■ **Problem statement**
Return the count of lines that hold the string "FXCM", with no other words.
#### Entries
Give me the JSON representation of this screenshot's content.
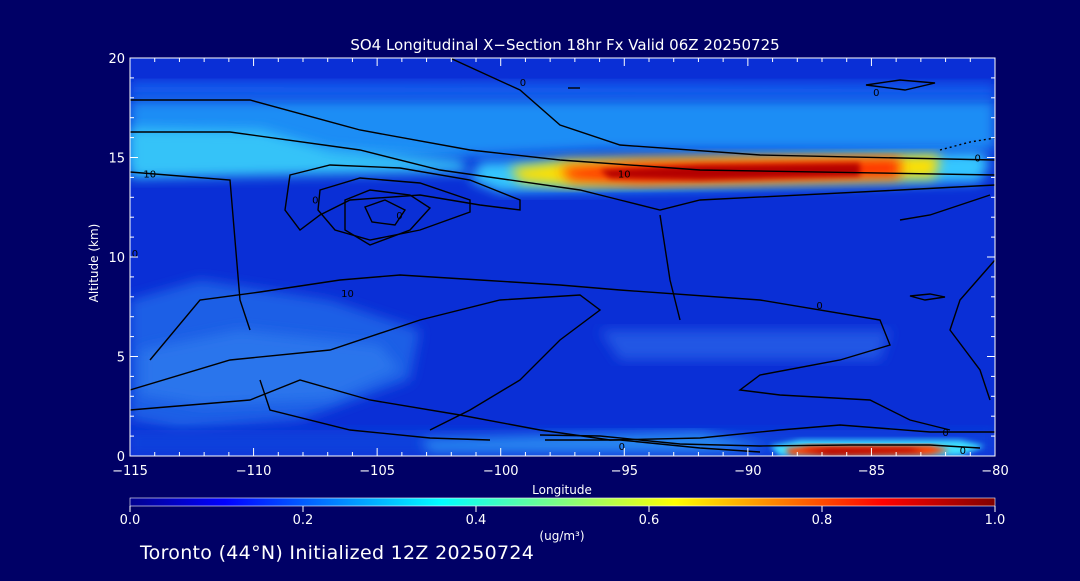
{
  "chart_data": {
    "type": "heatmap",
    "title": "SO4 Longitudinal X−Section 18hr  Fx Valid 06Z 20250725",
    "xlabel": "Longitude",
    "ylabel": "Altitude (km)",
    "xlim": [
      -115,
      -80
    ],
    "ylim": [
      0,
      20
    ],
    "x_ticks": [
      -115,
      -110,
      -105,
      -100,
      -95,
      -90,
      -85,
      -80
    ],
    "x_tick_labels": [
      "−115",
      "−110",
      "−105",
      "−100",
      "−95",
      "−90",
      "−85",
      "−80"
    ],
    "y_ticks": [
      0,
      5,
      10,
      15,
      20
    ],
    "y_tick_labels": [
      "0",
      "5",
      "10",
      "15",
      "20"
    ],
    "colorbar": {
      "min": 0.0,
      "max": 1.0,
      "ticks": [
        0.0,
        0.2,
        0.4,
        0.6,
        0.8,
        1.0
      ],
      "tick_labels": [
        "0.0",
        "0.2",
        "0.4",
        "0.6",
        "0.8",
        "1.0"
      ],
      "label": "(ug/m³)",
      "colormap": "jet"
    },
    "concentration_features": [
      {
        "lon_range": [
          -99,
          -81.5
        ],
        "alt_range": [
          13.3,
          15.2
        ],
        "peak_value": 0.95
      },
      {
        "lon_range": [
          -88.5,
          -82
        ],
        "alt_range": [
          0.1,
          0.6
        ],
        "peak_value": 1.0
      },
      {
        "lon_range": [
          -115,
          -104
        ],
        "alt_range": [
          13.5,
          16.0
        ],
        "peak_value": 0.35
      },
      {
        "lon_range": [
          -115,
          -101
        ],
        "alt_range": [
          1.5,
          6.0
        ],
        "peak_value": 0.2
      }
    ],
    "contour_labels": [
      {
        "text": "10",
        "lon": -114.2,
        "alt": 14.2
      },
      {
        "text": "0",
        "lon": -99.1,
        "alt": 18.8
      },
      {
        "text": "0",
        "lon": -107.5,
        "alt": 12.9
      },
      {
        "text": "0",
        "lon": -104.1,
        "alt": 12.1
      },
      {
        "text": "10",
        "lon": -95.0,
        "alt": 14.2
      },
      {
        "text": "0",
        "lon": -80.7,
        "alt": 15.0
      },
      {
        "text": "0",
        "lon": -84.8,
        "alt": 18.3
      },
      {
        "text": "10",
        "lon": -106.2,
        "alt": 8.2
      },
      {
        "text": "0",
        "lon": -87.1,
        "alt": 7.6
      },
      {
        "text": "0",
        "lon": -114.8,
        "alt": 10.2
      },
      {
        "text": "0",
        "lon": -95.1,
        "alt": 0.5
      },
      {
        "text": "0",
        "lon": -82.0,
        "alt": 1.2
      },
      {
        "text": "0",
        "lon": -81.3,
        "alt": 0.3
      }
    ]
  },
  "footer": "Toronto (44°N) Initialized 12Z 20250724",
  "colors": {
    "background": "#000066",
    "text": "#ffffff",
    "contour": "#000000"
  }
}
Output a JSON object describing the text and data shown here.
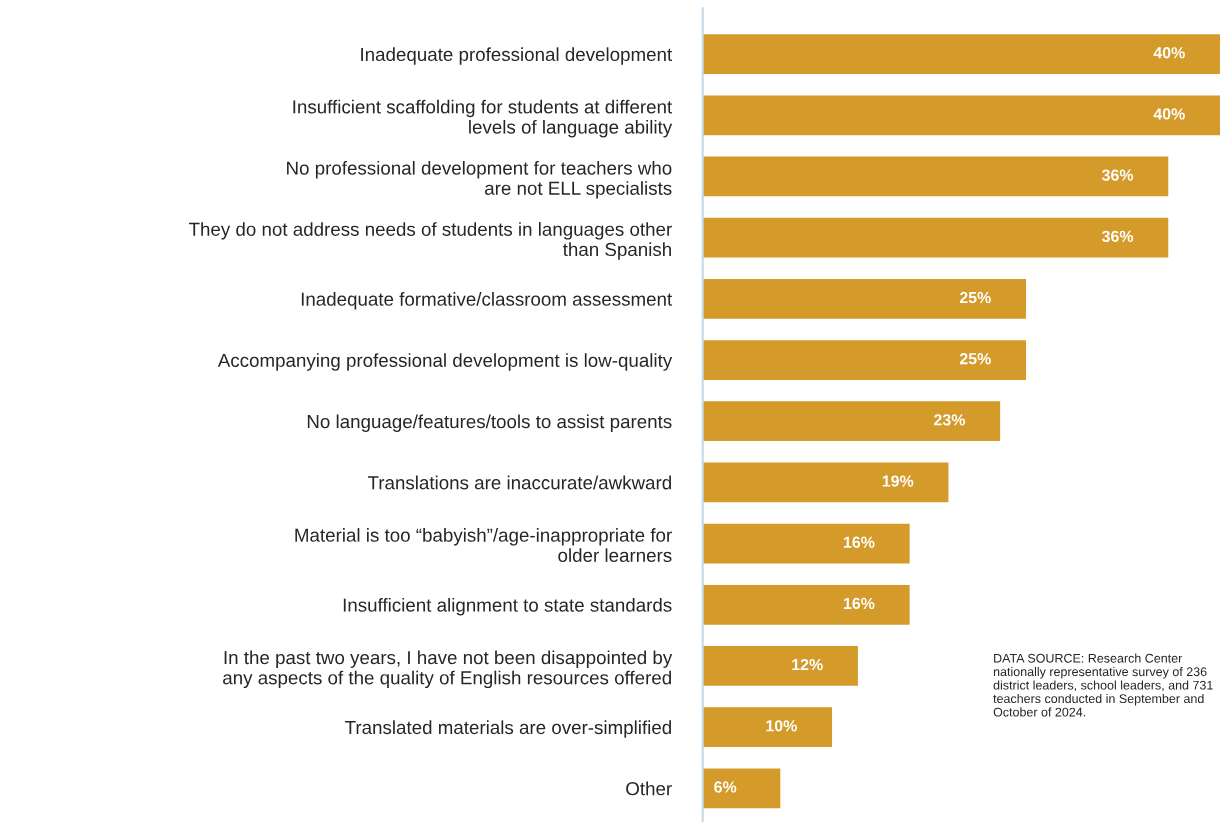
{
  "chart_data": {
    "type": "bar",
    "orientation": "horizontal",
    "categories": [
      "Inadequate professional development",
      "Insufficient scaffolding for students at different\nlevels of language ability",
      "No professional development for teachers who\nare not ELL specialists",
      "They do not address needs of students in languages other\nthan Spanish",
      "Inadequate formative/classroom assessment",
      "Accompanying professional development is low-quality",
      "No language/features/tools to assist parents",
      "Translations are inaccurate/awkward",
      "Material is too “babyish”/age-inappropriate for\nolder learners",
      "Insufficient alignment to state standards",
      "In the past two years, I have not been disappointed by\nany aspects of the quality of English resources offered",
      "Translated materials are over-simplified",
      "Other"
    ],
    "values": [
      40,
      40,
      36,
      36,
      25,
      25,
      23,
      19,
      16,
      16,
      12,
      10,
      6
    ],
    "value_labels": [
      "40%",
      "40%",
      "36%",
      "36%",
      "25%",
      "25%",
      "23%",
      "19%",
      "16%",
      "16%",
      "12%",
      "10%",
      "6%"
    ],
    "color": "#d49a2a",
    "annotations": [
      "DATA SOURCE: Research Center nationally representative survey of 236 district leaders, school leaders, and 731 teachers conducted in September and October of 2024."
    ]
  }
}
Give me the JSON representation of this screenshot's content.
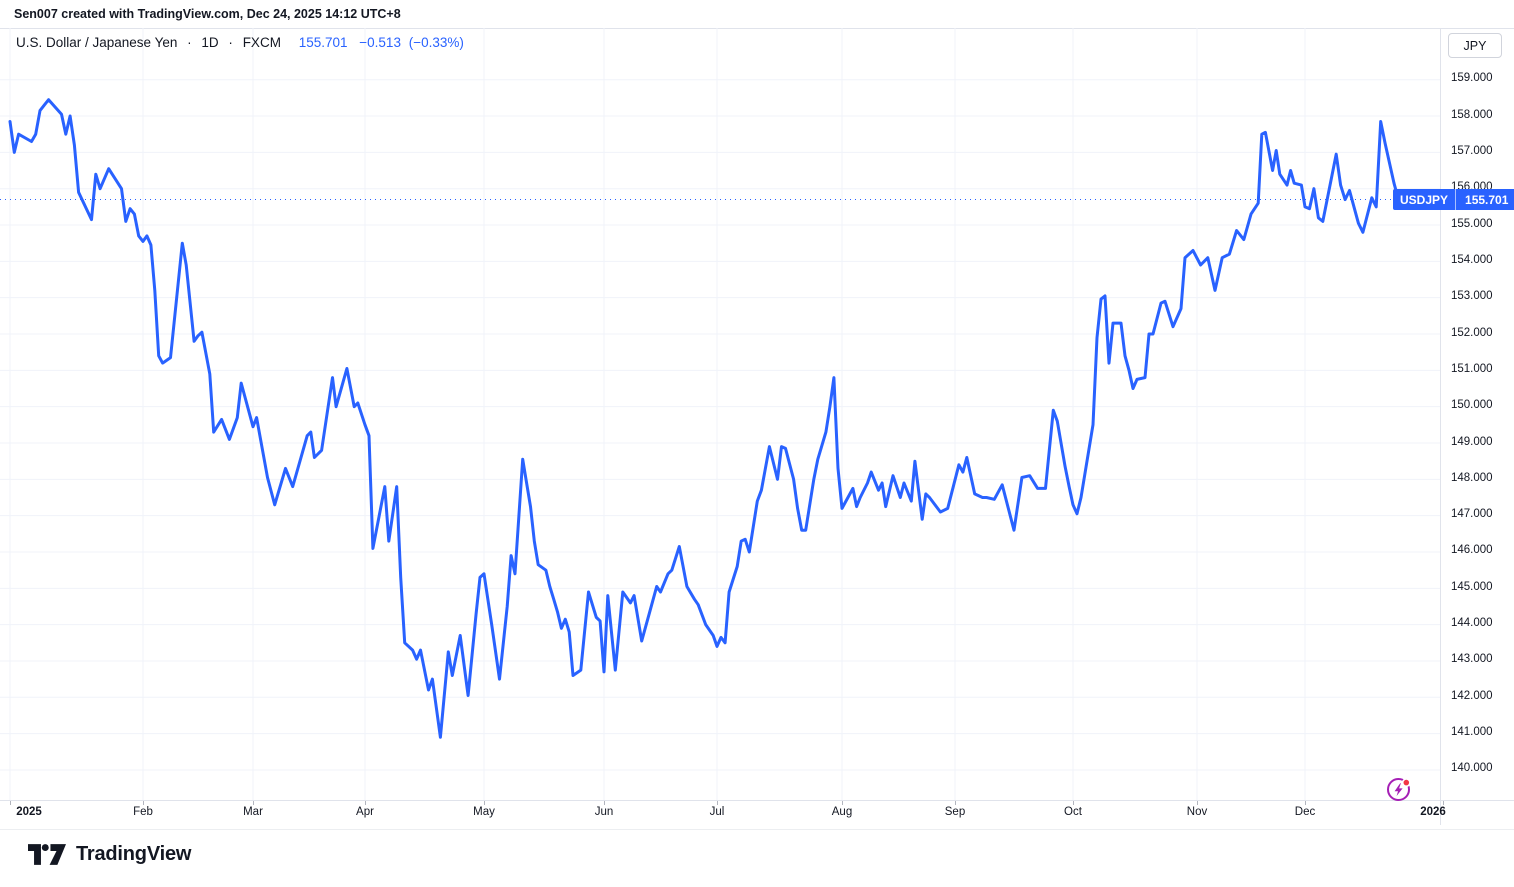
{
  "attribution": "Sen007 created with TradingView.com, Dec 24, 2025 14:12 UTC+8",
  "header": {
    "symbol_title": "U.S. Dollar / Japanese Yen",
    "separator": "·",
    "interval": "1D",
    "exchange": "FXCM",
    "last_price": "155.701",
    "change": "−0.513",
    "change_pct": "(−0.33%)"
  },
  "price_scale": {
    "currency_button_label": "JPY",
    "labels": [
      "159.000",
      "158.000",
      "157.000",
      "156.000",
      "155.000",
      "154.000",
      "153.000",
      "152.000",
      "151.000",
      "150.000",
      "149.000",
      "148.000",
      "147.000",
      "146.000",
      "145.000",
      "144.000",
      "143.000",
      "142.000",
      "141.000",
      "140.000"
    ],
    "last_price_badge": {
      "symbol": "USDJPY",
      "price": "155.701"
    }
  },
  "time_scale": {
    "labels": [
      {
        "label": "2025",
        "bold": true
      },
      {
        "label": "Feb"
      },
      {
        "label": "Mar"
      },
      {
        "label": "Apr"
      },
      {
        "label": "May"
      },
      {
        "label": "Jun"
      },
      {
        "label": "Jul"
      },
      {
        "label": "Aug"
      },
      {
        "label": "Sep"
      },
      {
        "label": "Oct"
      },
      {
        "label": "Nov"
      },
      {
        "label": "Dec"
      },
      {
        "label": "2026",
        "bold": true
      }
    ]
  },
  "logo": {
    "text": "TradingView"
  },
  "colors": {
    "line": "#2962ff",
    "badge": "#2962ff",
    "text": "#131722",
    "grid": "#f0f3fa",
    "border": "#e0e3eb",
    "flash_purple": "#a51fb5",
    "alert_red": "#f23645",
    "background": "#ffffff"
  },
  "chart_data": {
    "type": "line",
    "title": "U.S. Dollar / Japanese Yen · 1D · FXCM",
    "ylabel": "JPY",
    "xlabel": "",
    "grid": true,
    "legend_position": "none",
    "ylim": [
      139.2,
      160.4
    ],
    "y_tick_step": 1.0,
    "last_price": 155.701,
    "x_ticks": [
      "2025",
      "Feb",
      "Mar",
      "Apr",
      "May",
      "Jun",
      "Jul",
      "Aug",
      "Sep",
      "Oct",
      "Nov",
      "Dec",
      "2026"
    ],
    "series": [
      {
        "name": "USDJPY",
        "points": [
          [
            "2025-01-01",
            157.85
          ],
          [
            "2025-01-02",
            157.0
          ],
          [
            "2025-01-03",
            157.5
          ],
          [
            "2025-01-06",
            157.3
          ],
          [
            "2025-01-07",
            157.5
          ],
          [
            "2025-01-08",
            158.15
          ],
          [
            "2025-01-09",
            158.3
          ],
          [
            "2025-01-10",
            158.45
          ],
          [
            "2025-01-13",
            158.05
          ],
          [
            "2025-01-14",
            157.5
          ],
          [
            "2025-01-15",
            158.0
          ],
          [
            "2025-01-16",
            157.2
          ],
          [
            "2025-01-17",
            155.9
          ],
          [
            "2025-01-20",
            155.15
          ],
          [
            "2025-01-21",
            156.4
          ],
          [
            "2025-01-22",
            156.0
          ],
          [
            "2025-01-24",
            156.55
          ],
          [
            "2025-01-27",
            156.0
          ],
          [
            "2025-01-28",
            155.1
          ],
          [
            "2025-01-29",
            155.45
          ],
          [
            "2025-01-30",
            155.3
          ],
          [
            "2025-01-31",
            154.7
          ],
          [
            "2025-02-01",
            154.55
          ],
          [
            "2025-02-02",
            154.7
          ],
          [
            "2025-02-03",
            154.45
          ],
          [
            "2025-02-04",
            153.2
          ],
          [
            "2025-02-05",
            151.4
          ],
          [
            "2025-02-06",
            151.2
          ],
          [
            "2025-02-08",
            151.35
          ],
          [
            "2025-02-11",
            154.5
          ],
          [
            "2025-02-12",
            153.9
          ],
          [
            "2025-02-14",
            151.8
          ],
          [
            "2025-02-15",
            151.95
          ],
          [
            "2025-02-16",
            152.05
          ],
          [
            "2025-02-18",
            150.9
          ],
          [
            "2025-02-19",
            149.3
          ],
          [
            "2025-02-21",
            149.65
          ],
          [
            "2025-02-23",
            149.1
          ],
          [
            "2025-02-25",
            149.7
          ],
          [
            "2025-02-26",
            150.65
          ],
          [
            "2025-03-01",
            149.45
          ],
          [
            "2025-03-02",
            149.7
          ],
          [
            "2025-03-05",
            148.05
          ],
          [
            "2025-03-07",
            147.3
          ],
          [
            "2025-03-10",
            148.3
          ],
          [
            "2025-03-12",
            147.8
          ],
          [
            "2025-03-16",
            149.2
          ],
          [
            "2025-03-17",
            149.3
          ],
          [
            "2025-03-18",
            148.6
          ],
          [
            "2025-03-20",
            148.8
          ],
          [
            "2025-03-23",
            150.8
          ],
          [
            "2025-03-24",
            150.0
          ],
          [
            "2025-03-27",
            151.05
          ],
          [
            "2025-03-29",
            150.0
          ],
          [
            "2025-03-30",
            150.1
          ],
          [
            "2025-04-01",
            149.5
          ],
          [
            "2025-04-02",
            149.2
          ],
          [
            "2025-04-03",
            146.1
          ],
          [
            "2025-04-06",
            147.8
          ],
          [
            "2025-04-07",
            146.3
          ],
          [
            "2025-04-09",
            147.8
          ],
          [
            "2025-04-10",
            145.3
          ],
          [
            "2025-04-11",
            143.5
          ],
          [
            "2025-04-13",
            143.3
          ],
          [
            "2025-04-14",
            143.05
          ],
          [
            "2025-04-15",
            143.3
          ],
          [
            "2025-04-17",
            142.2
          ],
          [
            "2025-04-18",
            142.5
          ],
          [
            "2025-04-20",
            140.9
          ],
          [
            "2025-04-22",
            143.25
          ],
          [
            "2025-04-23",
            142.6
          ],
          [
            "2025-04-25",
            143.7
          ],
          [
            "2025-04-27",
            142.05
          ],
          [
            "2025-04-29",
            144.3
          ],
          [
            "2025-04-30",
            145.3
          ],
          [
            "2025-05-01",
            145.4
          ],
          [
            "2025-05-03",
            144.0
          ],
          [
            "2025-05-05",
            142.5
          ],
          [
            "2025-05-07",
            144.5
          ],
          [
            "2025-05-08",
            145.9
          ],
          [
            "2025-05-09",
            145.4
          ],
          [
            "2025-05-11",
            148.55
          ],
          [
            "2025-05-12",
            147.9
          ],
          [
            "2025-05-13",
            147.25
          ],
          [
            "2025-05-14",
            146.3
          ],
          [
            "2025-05-15",
            145.65
          ],
          [
            "2025-05-17",
            145.5
          ],
          [
            "2025-05-18",
            145.05
          ],
          [
            "2025-05-19",
            144.7
          ],
          [
            "2025-05-20",
            144.35
          ],
          [
            "2025-05-21",
            143.9
          ],
          [
            "2025-05-22",
            144.15
          ],
          [
            "2025-05-23",
            143.8
          ],
          [
            "2025-05-24",
            142.6
          ],
          [
            "2025-05-26",
            142.75
          ],
          [
            "2025-05-28",
            144.9
          ],
          [
            "2025-05-30",
            144.2
          ],
          [
            "2025-05-31",
            144.1
          ],
          [
            "2025-06-01",
            142.7
          ],
          [
            "2025-06-02",
            144.8
          ],
          [
            "2025-06-04",
            142.75
          ],
          [
            "2025-06-06",
            144.9
          ],
          [
            "2025-06-08",
            144.6
          ],
          [
            "2025-06-09",
            144.8
          ],
          [
            "2025-06-11",
            143.55
          ],
          [
            "2025-06-13",
            144.3
          ],
          [
            "2025-06-15",
            145.05
          ],
          [
            "2025-06-16",
            144.9
          ],
          [
            "2025-06-18",
            145.4
          ],
          [
            "2025-06-19",
            145.5
          ],
          [
            "2025-06-21",
            146.15
          ],
          [
            "2025-06-23",
            145.05
          ],
          [
            "2025-06-25",
            144.7
          ],
          [
            "2025-06-26",
            144.55
          ],
          [
            "2025-06-28",
            144.0
          ],
          [
            "2025-06-30",
            143.7
          ],
          [
            "2025-07-01",
            143.4
          ],
          [
            "2025-07-02",
            143.65
          ],
          [
            "2025-07-03",
            143.5
          ],
          [
            "2025-07-04",
            144.9
          ],
          [
            "2025-07-06",
            145.6
          ],
          [
            "2025-07-07",
            146.3
          ],
          [
            "2025-07-08",
            146.35
          ],
          [
            "2025-07-09",
            146.0
          ],
          [
            "2025-07-11",
            147.4
          ],
          [
            "2025-07-12",
            147.7
          ],
          [
            "2025-07-13",
            148.3
          ],
          [
            "2025-07-14",
            148.9
          ],
          [
            "2025-07-16",
            148.0
          ],
          [
            "2025-07-17",
            148.9
          ],
          [
            "2025-07-18",
            148.85
          ],
          [
            "2025-07-20",
            148.0
          ],
          [
            "2025-07-21",
            147.2
          ],
          [
            "2025-07-22",
            146.6
          ],
          [
            "2025-07-23",
            146.6
          ],
          [
            "2025-07-25",
            148.0
          ],
          [
            "2025-07-26",
            148.55
          ],
          [
            "2025-07-28",
            149.3
          ],
          [
            "2025-07-29",
            150.0
          ],
          [
            "2025-07-30",
            150.8
          ],
          [
            "2025-07-31",
            148.3
          ],
          [
            "2025-08-01",
            147.2
          ],
          [
            "2025-08-04",
            147.75
          ],
          [
            "2025-08-05",
            147.25
          ],
          [
            "2025-08-06",
            147.5
          ],
          [
            "2025-08-08",
            147.9
          ],
          [
            "2025-08-09",
            148.2
          ],
          [
            "2025-08-11",
            147.7
          ],
          [
            "2025-08-12",
            147.9
          ],
          [
            "2025-08-13",
            147.25
          ],
          [
            "2025-08-15",
            148.1
          ],
          [
            "2025-08-17",
            147.5
          ],
          [
            "2025-08-18",
            147.9
          ],
          [
            "2025-08-20",
            147.4
          ],
          [
            "2025-08-21",
            148.5
          ],
          [
            "2025-08-23",
            146.9
          ],
          [
            "2025-08-24",
            147.6
          ],
          [
            "2025-08-25",
            147.5
          ],
          [
            "2025-08-28",
            147.1
          ],
          [
            "2025-08-30",
            147.2
          ],
          [
            "2025-09-02",
            148.4
          ],
          [
            "2025-09-03",
            148.2
          ],
          [
            "2025-09-04",
            148.6
          ],
          [
            "2025-09-06",
            147.6
          ],
          [
            "2025-09-08",
            147.5
          ],
          [
            "2025-09-09",
            147.5
          ],
          [
            "2025-09-11",
            147.45
          ],
          [
            "2025-09-13",
            147.85
          ],
          [
            "2025-09-16",
            146.6
          ],
          [
            "2025-09-18",
            148.05
          ],
          [
            "2025-09-20",
            148.1
          ],
          [
            "2025-09-22",
            147.75
          ],
          [
            "2025-09-24",
            147.75
          ],
          [
            "2025-09-26",
            149.9
          ],
          [
            "2025-09-27",
            149.6
          ],
          [
            "2025-09-29",
            148.35
          ],
          [
            "2025-09-30",
            147.8
          ],
          [
            "2025-10-01",
            147.3
          ],
          [
            "2025-10-02",
            147.05
          ],
          [
            "2025-10-03",
            147.5
          ],
          [
            "2025-10-06",
            149.5
          ],
          [
            "2025-10-07",
            151.9
          ],
          [
            "2025-10-08",
            152.96
          ],
          [
            "2025-10-09",
            153.05
          ],
          [
            "2025-10-10",
            151.2
          ],
          [
            "2025-10-11",
            152.3
          ],
          [
            "2025-10-13",
            152.3
          ],
          [
            "2025-10-14",
            151.4
          ],
          [
            "2025-10-15",
            151.0
          ],
          [
            "2025-10-16",
            150.5
          ],
          [
            "2025-10-17",
            150.75
          ],
          [
            "2025-10-19",
            150.8
          ],
          [
            "2025-10-20",
            152.0
          ],
          [
            "2025-10-21",
            152.0
          ],
          [
            "2025-10-23",
            152.85
          ],
          [
            "2025-10-24",
            152.9
          ],
          [
            "2025-10-26",
            152.2
          ],
          [
            "2025-10-28",
            152.7
          ],
          [
            "2025-10-29",
            154.1
          ],
          [
            "2025-10-31",
            154.3
          ],
          [
            "2025-11-02",
            153.9
          ],
          [
            "2025-11-04",
            154.1
          ],
          [
            "2025-11-06",
            153.2
          ],
          [
            "2025-11-08",
            154.1
          ],
          [
            "2025-11-10",
            154.2
          ],
          [
            "2025-11-12",
            154.85
          ],
          [
            "2025-11-14",
            154.6
          ],
          [
            "2025-11-16",
            155.3
          ],
          [
            "2025-11-18",
            155.6
          ],
          [
            "2025-11-19",
            157.5
          ],
          [
            "2025-11-20",
            157.55
          ],
          [
            "2025-11-22",
            156.5
          ],
          [
            "2025-11-23",
            157.05
          ],
          [
            "2025-11-24",
            156.4
          ],
          [
            "2025-11-26",
            156.1
          ],
          [
            "2025-11-27",
            156.5
          ],
          [
            "2025-11-28",
            156.15
          ],
          [
            "2025-11-30",
            156.1
          ],
          [
            "2025-12-01",
            155.5
          ],
          [
            "2025-12-02",
            155.45
          ],
          [
            "2025-12-03",
            156.0
          ],
          [
            "2025-12-04",
            155.2
          ],
          [
            "2025-12-05",
            155.1
          ],
          [
            "2025-12-08",
            156.95
          ],
          [
            "2025-12-09",
            156.1
          ],
          [
            "2025-12-10",
            155.7
          ],
          [
            "2025-12-11",
            155.95
          ],
          [
            "2025-12-13",
            155.05
          ],
          [
            "2025-12-14",
            154.8
          ],
          [
            "2025-12-16",
            155.75
          ],
          [
            "2025-12-17",
            155.5
          ],
          [
            "2025-12-18",
            157.85
          ],
          [
            "2025-12-19",
            157.25
          ],
          [
            "2025-12-21",
            156.15
          ],
          [
            "2025-12-22",
            155.701
          ]
        ]
      }
    ]
  }
}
########
■ **Problem solution**
2